(Part of a data file)
+++
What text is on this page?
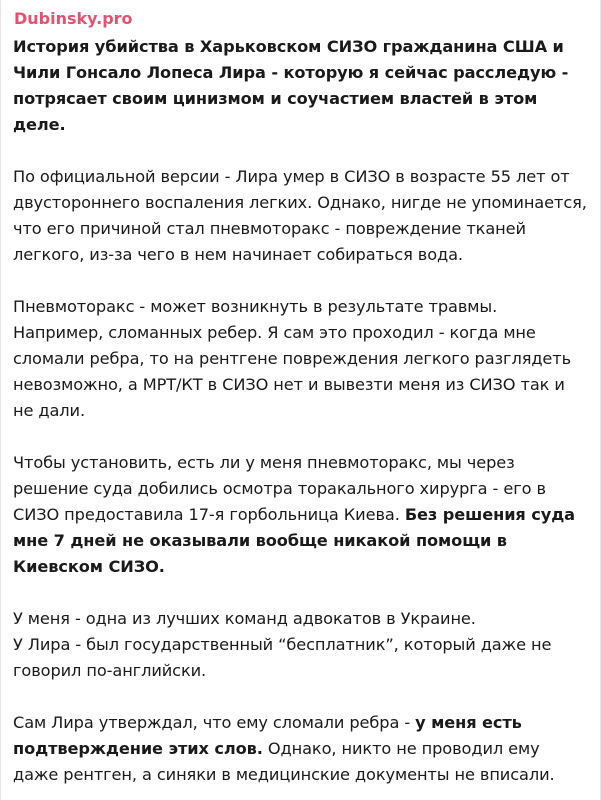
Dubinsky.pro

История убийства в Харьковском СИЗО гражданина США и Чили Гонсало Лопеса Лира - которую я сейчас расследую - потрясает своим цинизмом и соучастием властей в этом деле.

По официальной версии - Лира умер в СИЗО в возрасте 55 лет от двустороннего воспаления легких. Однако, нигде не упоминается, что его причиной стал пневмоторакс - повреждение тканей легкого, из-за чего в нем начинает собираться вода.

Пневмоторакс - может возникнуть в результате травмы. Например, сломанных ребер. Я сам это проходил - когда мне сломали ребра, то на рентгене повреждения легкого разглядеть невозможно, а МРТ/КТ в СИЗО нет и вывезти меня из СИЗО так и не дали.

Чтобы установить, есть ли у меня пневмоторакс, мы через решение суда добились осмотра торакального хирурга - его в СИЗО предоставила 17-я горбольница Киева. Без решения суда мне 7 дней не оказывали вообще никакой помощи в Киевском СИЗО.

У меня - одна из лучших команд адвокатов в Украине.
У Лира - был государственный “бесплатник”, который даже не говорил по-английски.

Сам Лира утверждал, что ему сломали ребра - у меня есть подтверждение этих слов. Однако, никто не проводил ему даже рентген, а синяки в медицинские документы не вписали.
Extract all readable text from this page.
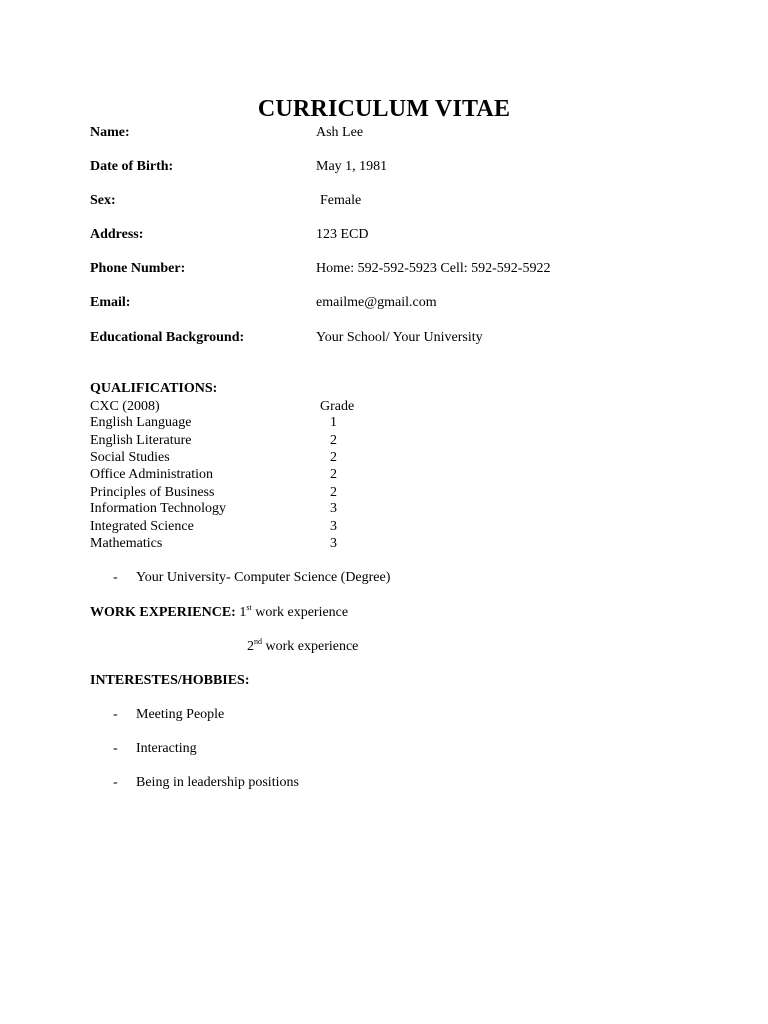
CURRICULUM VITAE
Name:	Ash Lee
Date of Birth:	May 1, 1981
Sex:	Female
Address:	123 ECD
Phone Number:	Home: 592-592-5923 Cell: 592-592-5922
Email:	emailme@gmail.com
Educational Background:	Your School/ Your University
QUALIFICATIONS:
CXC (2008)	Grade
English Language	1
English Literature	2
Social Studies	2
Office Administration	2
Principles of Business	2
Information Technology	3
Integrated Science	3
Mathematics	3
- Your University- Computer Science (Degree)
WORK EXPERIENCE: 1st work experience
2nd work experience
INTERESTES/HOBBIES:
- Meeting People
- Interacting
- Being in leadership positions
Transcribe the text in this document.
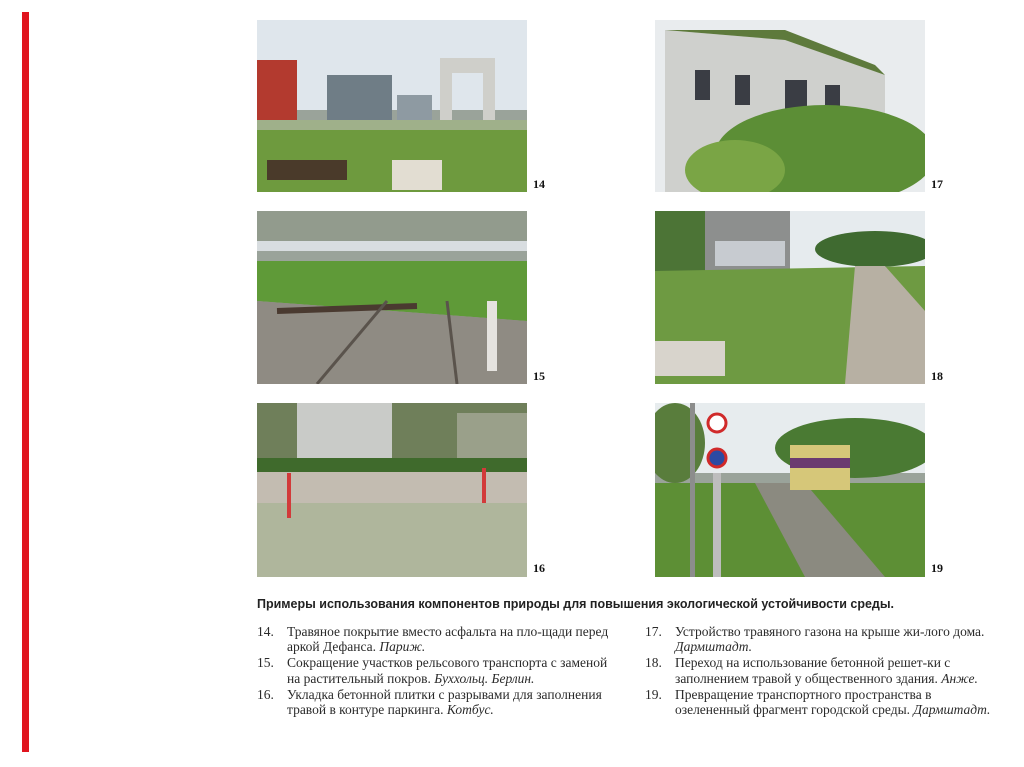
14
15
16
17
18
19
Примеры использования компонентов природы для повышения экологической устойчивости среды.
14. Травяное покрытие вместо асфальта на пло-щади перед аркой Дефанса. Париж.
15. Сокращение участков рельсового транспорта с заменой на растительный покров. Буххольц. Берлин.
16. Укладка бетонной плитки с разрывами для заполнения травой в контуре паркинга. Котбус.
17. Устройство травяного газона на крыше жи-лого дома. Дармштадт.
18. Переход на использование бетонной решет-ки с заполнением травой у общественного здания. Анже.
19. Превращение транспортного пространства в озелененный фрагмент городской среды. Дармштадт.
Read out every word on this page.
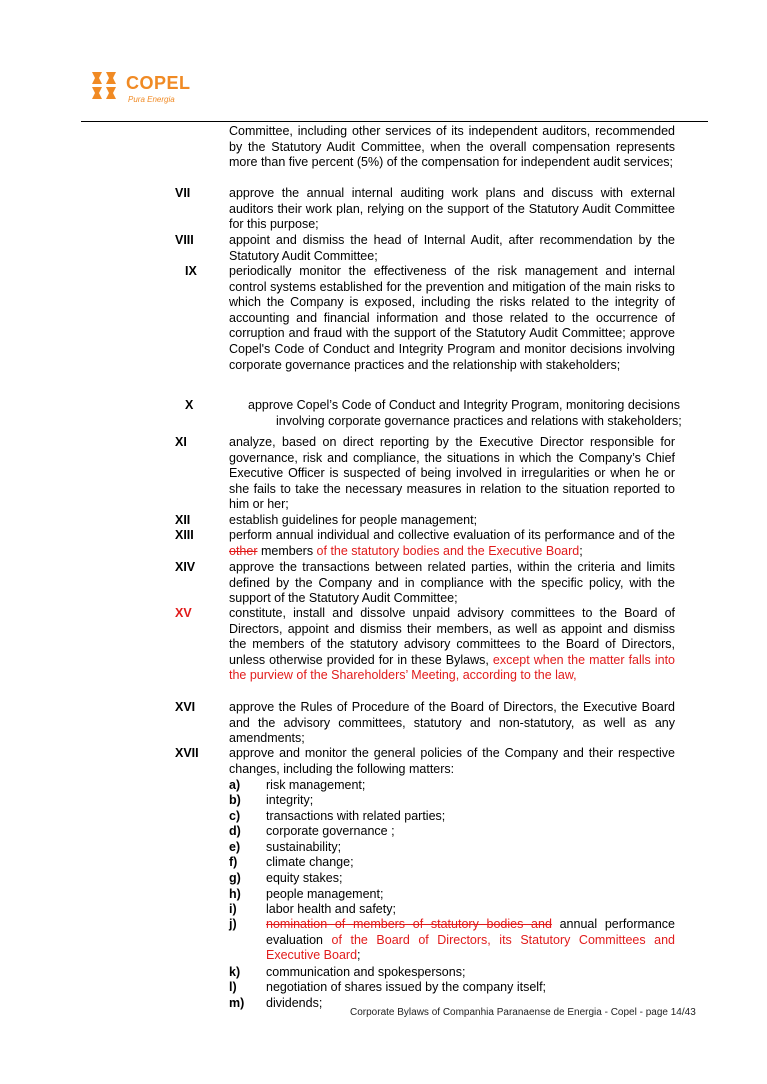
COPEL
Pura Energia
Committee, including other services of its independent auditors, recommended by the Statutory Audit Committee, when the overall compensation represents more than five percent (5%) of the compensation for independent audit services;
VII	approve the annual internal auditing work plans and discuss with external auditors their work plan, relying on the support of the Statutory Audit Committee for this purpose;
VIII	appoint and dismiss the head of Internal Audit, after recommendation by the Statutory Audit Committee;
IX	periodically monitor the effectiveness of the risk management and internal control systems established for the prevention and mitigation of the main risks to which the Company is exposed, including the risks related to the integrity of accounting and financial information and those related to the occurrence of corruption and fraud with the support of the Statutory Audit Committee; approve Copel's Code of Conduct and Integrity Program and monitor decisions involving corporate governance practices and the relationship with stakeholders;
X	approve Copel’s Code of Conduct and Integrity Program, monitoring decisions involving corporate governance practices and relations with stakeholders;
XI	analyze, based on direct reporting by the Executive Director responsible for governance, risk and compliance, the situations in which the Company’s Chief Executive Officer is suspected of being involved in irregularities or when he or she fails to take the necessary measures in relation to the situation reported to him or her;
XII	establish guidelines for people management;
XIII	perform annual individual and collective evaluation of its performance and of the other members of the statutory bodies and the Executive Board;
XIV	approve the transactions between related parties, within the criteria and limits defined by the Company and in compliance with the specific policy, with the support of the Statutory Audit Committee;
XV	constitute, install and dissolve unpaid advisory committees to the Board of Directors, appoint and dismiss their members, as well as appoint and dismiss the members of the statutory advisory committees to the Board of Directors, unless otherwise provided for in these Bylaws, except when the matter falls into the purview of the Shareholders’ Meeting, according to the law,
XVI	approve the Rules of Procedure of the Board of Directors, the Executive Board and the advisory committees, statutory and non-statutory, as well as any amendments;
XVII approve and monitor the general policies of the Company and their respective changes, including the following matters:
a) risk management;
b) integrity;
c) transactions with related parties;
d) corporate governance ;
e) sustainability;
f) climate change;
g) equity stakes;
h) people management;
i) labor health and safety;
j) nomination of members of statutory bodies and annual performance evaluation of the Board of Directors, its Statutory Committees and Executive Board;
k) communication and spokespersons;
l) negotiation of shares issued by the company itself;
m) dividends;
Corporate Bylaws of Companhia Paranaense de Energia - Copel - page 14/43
+++
# PROMPT
Transcribe the whole listing exactly. Pictures stay out of your copy.

# REPLY
What text is on this page?
Dubinsky.pro

История убийства в Харьковском СИЗО гражданина США и Чили Гонсало Лопеса Лира - которую я сейчас расследую - потрясает своим цинизмом и соучастием властей в этом деле.

По официальной версии - Лира умер в СИЗО в возрасте 55 лет от двустороннего воспаления легких. Однако, нигде не упоминается, что его причиной стал пневмоторакс - повреждение тканей легкого, из-за чего в нем начинает собираться вода.

Пневмоторакс - может возникнуть в результате травмы. Например, сломанных ребер. Я сам это проходил - когда мне сломали ребра, то на рентгене повреждения легкого разглядеть невозможно, а МРТ/КТ в СИЗО нет и вывезти меня из СИЗО так и не дали.

Чтобы установить, есть ли у меня пневмоторакс, мы через решение суда добились осмотра торакального хирурга - его в СИЗО предоставила 17-я горбольница Киева. Без решения суда мне 7 дней не оказывали вообще никакой помощи в Киевском СИЗО.

У меня - одна из лучших команд адвокатов в Украине.
У Лира - был государственный “бесплатник”, который даже не говорил по-английски.

Сам Лира утверждал, что ему сломали ребра - у меня есть подтверждение этих слов. Однако, никто не проводил ему даже рентген, а синяки в медицинские документы не вписали.
Extract all readable text from this page.
CURRICULUM VITAE
Name:	Ash Lee
Date of Birth:	May 1, 1981
Sex:	Female
Address:	123 ECD
Phone Number:	Home: 592-592-5923 Cell: 592-592-5922
Email:	emailme@gmail.com
Educational Background:	Your School/ Your University
QUALIFICATIONS:
CXC (2008)	Grade
English Language	1
English Literature	2
Social Studies	2
Office Administration	2
Principles of Business	2
Information Technology	3
Integrated Science	3
Mathematics	3
- Your University- Computer Science (Degree)
WORK EXPERIENCE: 1st work experience
2nd work experience
INTERESTES/HOBBIES:
- Meeting People
- Interacting
- Being in leadership positions
Transcribe the text in this document.
14
15
16
17
18
19
Примеры использования компонентов природы для повышения экологической устойчивости среды.
14. Травяное покрытие вместо асфальта на пло-щади перед аркой Дефанса. Париж.
15. Сокращение участков рельсового транспорта с заменой на растительный покров. Буххольц. Берлин.
16. Укладка бетонной плитки с разрывами для заполнения травой в контуре паркинга. Котбус.
17. Устройство травяного газона на крыше жи-лого дома. Дармштадт.
18. Переход на использование бетонной решет-ки с заполнением травой у общественного здания. Анже.
19. Превращение транспортного пространства в озелененный фрагмент городской среды. Дармштадт.
Read out every word on this page.
COPEL
Pura Energia
Committee, including other services of its independent auditors, recommended by the Statutory Audit Committee, when the overall compensation represents more than five percent (5%) of the compensation for independent audit services;
VII	approve the annual internal auditing work plans and discuss with external auditors their work plan, relying on the support of the Statutory Audit Committee for this purpose;
VIII	appoint and dismiss the head of Internal Audit, after recommendation by the Statutory Audit Committee;
IX	periodically monitor the effectiveness of the risk management and internal control systems established for the prevention and mitigation of the main risks to which the Company is exposed, including the risks related to the integrity of accounting and financial information and those related to the occurrence of corruption and fraud with the support of the Statutory Audit Committee; approve Copel's Code of Conduct and Integrity Program and monitor decisions involving corporate governance practices and the relationship with stakeholders;
X	approve Copel’s Code of Conduct and Integrity Program, monitoring decisions involving corporate governance practices and relations with stakeholders;
XI	analyze, based on direct reporting by the Executive Director responsible for governance, risk and compliance, the situations in which the Company’s Chief Executive Officer is suspected of being involved in irregularities or when he or she fails to take the necessary measures in relation to the situation reported to him or her;
XII	establish guidelines for people management;
XIII	perform annual individual and collective evaluation of its performance and of the other members of the statutory bodies and the Executive Board;
XIV	approve the transactions between related parties, within the criteria and limits defined by the Company and in compliance with the specific policy, with the support of the Statutory Audit Committee;
XV	constitute, install and dissolve unpaid advisory committees to the Board of Directors, appoint and dismiss their members, as well as appoint and dismiss the members of the statutory advisory committees to the Board of Directors, unless otherwise provided for in these Bylaws, except when the matter falls into the purview of the Shareholders’ Meeting, according to the law,
XVI	approve the Rules of Procedure of the Board of Directors, the Executive Board and the advisory committees, statutory and non-statutory, as well as any amendments;
XVII approve and monitor the general policies of the Company and their respective changes, including the following matters:
a) risk management;
b) integrity;
c) transactions with related parties;
d) corporate governance ;
e) sustainability;
f) climate change;
g) equity stakes;
h) people management;
i) labor health and safety;
j) nomination of members of statutory bodies and annual performance evaluation of the Board of Directors, its Statutory Committees and Executive Board;
k) communication and spokespersons;
l) negotiation of shares issued by the company itself;
m) dividends;
Corporate Bylaws of Companhia Paranaense de Energia - Copel - page 14/43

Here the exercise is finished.